**Work required:**
Can all of these lines be returned exactly?

Stored items:
§

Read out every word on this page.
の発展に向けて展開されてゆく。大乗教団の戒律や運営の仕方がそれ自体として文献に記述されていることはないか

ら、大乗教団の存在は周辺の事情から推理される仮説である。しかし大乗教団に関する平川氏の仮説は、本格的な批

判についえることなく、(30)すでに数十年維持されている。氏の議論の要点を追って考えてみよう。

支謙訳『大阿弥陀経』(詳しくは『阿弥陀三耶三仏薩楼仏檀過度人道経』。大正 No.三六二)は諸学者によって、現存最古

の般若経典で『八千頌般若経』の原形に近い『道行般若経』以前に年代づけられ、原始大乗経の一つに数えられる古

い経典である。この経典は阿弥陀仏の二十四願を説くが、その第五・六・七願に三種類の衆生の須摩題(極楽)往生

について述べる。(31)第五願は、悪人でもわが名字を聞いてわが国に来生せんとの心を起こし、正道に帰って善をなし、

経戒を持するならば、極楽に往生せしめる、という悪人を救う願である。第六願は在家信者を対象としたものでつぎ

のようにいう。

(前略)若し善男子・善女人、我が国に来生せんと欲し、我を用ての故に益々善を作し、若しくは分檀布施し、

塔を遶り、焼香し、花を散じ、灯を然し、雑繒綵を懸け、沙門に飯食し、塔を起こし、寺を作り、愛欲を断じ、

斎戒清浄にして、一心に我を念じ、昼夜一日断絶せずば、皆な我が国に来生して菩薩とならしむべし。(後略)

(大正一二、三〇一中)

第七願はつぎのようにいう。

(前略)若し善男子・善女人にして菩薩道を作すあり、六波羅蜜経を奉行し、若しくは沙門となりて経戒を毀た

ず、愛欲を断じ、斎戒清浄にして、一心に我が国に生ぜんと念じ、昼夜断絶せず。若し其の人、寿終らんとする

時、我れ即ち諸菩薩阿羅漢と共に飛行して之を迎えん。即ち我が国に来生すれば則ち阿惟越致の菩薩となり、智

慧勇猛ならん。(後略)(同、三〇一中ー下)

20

§

**Problem solution:**
Read out every word on this page.
の発展に向けて展開されてゆく。大乗教団の戒律や運営の仕方がそれ自体として文献に記述されていることはないか

ら、大乗教団の存在は周辺の事情から推理される仮説である。しかし大乗教団に関する平川氏の仮説は、本格的な批

判についえることなく、(30)すでに数十年維持されている。氏の議論の要点を追って考えてみよう。

支謙訳『大阿弥陀経』(詳しくは『阿弥陀三耶三仏薩楼仏檀過度人道経』。大正 No.三六二)は諸学者によって、現存最古

の般若経典で『八千頌般若経』の原形に近い『道行般若経』以前に年代づけられ、原始大乗経の一つに数えられる古

い経典である。この経典は阿弥陀仏の二十四願を説くが、その第五・六・七願に三種類の衆生の須摩題(極楽)往生

について述べる。(31)第五願は、悪人でもわが名字を聞いてわが国に来生せんとの心を起こし、正道に帰って善をなし、

経戒を持するならば、極楽に往生せしめる、という悪人を救う願である。第六願は在家信者を対象としたものでつぎ

のようにいう。

(前略)若し善男子・善女人、我が国に来生せんと欲し、我を用ての故に益々善を作し、若しくは分檀布施し、

塔を遶り、焼香し、花を散じ、灯を然し、雑繒綵を懸け、沙門に飯食し、塔を起こし、寺を作り、愛欲を断じ、

斎戒清浄にして、一心に我を念じ、昼夜一日断絶せずば、皆な我が国に来生して菩薩とならしむべし。(後略)

(大正一二、三〇一中)

第七願はつぎのようにいう。

(前略)若し善男子・善女人にして菩薩道を作すあり、六波羅蜜経を奉行し、若しくは沙門となりて経戒を毀た

ず、愛欲を断じ、斎戒清浄にして、一心に我が国に生ぜんと念じ、昼夜断絶せず。若し其の人、寿終らんとする

時、我れ即ち諸菩薩阿羅漢と共に飛行して之を迎えん。即ち我が国に来生すれば則ち阿惟越致の菩薩となり、智

慧勇猛ならん。(後略)(同、三〇一中ー下)

20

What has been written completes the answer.